-- START OF INPUT RECORDS --

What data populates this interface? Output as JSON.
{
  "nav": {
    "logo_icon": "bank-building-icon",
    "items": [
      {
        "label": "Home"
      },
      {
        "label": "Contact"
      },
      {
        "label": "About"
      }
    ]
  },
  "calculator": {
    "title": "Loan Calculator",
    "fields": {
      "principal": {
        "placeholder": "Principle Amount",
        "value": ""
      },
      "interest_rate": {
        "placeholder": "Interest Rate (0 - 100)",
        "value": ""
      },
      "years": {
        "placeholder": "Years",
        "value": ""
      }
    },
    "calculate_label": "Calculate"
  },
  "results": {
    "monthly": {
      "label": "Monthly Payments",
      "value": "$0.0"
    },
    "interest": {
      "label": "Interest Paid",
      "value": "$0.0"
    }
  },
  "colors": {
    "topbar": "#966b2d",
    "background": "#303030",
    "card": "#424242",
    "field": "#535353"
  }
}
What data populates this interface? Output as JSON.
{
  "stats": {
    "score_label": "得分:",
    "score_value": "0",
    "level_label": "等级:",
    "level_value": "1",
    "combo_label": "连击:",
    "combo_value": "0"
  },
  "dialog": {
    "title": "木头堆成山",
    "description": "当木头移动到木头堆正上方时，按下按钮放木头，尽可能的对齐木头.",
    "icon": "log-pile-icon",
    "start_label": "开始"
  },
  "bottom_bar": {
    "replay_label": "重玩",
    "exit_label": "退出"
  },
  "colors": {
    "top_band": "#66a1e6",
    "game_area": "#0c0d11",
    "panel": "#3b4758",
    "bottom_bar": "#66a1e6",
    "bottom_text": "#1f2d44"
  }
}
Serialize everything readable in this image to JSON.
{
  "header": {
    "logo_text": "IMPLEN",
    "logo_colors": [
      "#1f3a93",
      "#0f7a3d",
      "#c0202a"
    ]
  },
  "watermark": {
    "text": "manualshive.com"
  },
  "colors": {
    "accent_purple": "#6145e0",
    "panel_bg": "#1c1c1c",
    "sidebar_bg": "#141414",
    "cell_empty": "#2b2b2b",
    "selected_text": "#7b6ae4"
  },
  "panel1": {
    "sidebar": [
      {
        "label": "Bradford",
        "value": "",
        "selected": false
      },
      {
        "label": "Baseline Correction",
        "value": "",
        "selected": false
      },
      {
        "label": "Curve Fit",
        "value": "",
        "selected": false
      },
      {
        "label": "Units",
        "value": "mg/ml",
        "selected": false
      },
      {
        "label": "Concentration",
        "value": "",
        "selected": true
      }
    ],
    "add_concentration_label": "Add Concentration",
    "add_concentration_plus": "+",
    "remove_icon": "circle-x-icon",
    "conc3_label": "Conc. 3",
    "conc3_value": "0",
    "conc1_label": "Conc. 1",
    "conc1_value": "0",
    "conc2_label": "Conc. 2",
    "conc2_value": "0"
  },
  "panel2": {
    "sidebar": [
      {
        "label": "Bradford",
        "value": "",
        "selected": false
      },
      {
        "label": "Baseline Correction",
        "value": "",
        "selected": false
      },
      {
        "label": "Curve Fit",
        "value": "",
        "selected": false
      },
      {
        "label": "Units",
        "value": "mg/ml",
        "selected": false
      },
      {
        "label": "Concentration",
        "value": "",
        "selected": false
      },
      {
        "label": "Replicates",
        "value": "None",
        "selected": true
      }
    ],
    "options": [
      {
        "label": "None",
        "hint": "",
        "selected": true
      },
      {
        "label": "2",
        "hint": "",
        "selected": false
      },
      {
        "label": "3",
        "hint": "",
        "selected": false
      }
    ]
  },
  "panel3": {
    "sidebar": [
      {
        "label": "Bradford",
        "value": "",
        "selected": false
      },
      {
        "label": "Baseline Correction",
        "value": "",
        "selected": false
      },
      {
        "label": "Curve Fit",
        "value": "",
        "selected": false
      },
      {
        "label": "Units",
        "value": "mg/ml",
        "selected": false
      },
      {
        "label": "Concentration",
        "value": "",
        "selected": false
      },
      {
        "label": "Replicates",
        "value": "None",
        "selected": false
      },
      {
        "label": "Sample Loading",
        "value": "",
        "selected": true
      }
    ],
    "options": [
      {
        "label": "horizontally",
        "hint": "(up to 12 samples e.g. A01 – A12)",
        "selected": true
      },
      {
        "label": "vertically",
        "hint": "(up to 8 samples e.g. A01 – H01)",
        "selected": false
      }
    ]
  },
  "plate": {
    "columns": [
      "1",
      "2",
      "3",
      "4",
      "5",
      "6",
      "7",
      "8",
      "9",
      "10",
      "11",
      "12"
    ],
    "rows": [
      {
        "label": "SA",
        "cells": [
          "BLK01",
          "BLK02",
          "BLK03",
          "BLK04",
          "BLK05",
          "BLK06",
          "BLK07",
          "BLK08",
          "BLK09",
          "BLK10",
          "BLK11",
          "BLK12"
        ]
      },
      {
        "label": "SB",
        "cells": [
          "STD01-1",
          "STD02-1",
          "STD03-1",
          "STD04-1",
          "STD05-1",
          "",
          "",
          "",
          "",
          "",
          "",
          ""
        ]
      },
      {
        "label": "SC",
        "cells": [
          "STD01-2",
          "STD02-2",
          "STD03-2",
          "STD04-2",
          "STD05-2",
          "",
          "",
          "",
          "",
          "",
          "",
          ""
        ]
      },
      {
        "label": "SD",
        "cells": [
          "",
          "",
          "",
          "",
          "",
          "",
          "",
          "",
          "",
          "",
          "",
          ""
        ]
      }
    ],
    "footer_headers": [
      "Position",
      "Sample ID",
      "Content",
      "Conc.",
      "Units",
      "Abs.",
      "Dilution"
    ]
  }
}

-- END OF INPUT RECORDS --

Give the count of lines in the records that contain "samples", and no other text.

* **CORRECT RESPONSE**:
2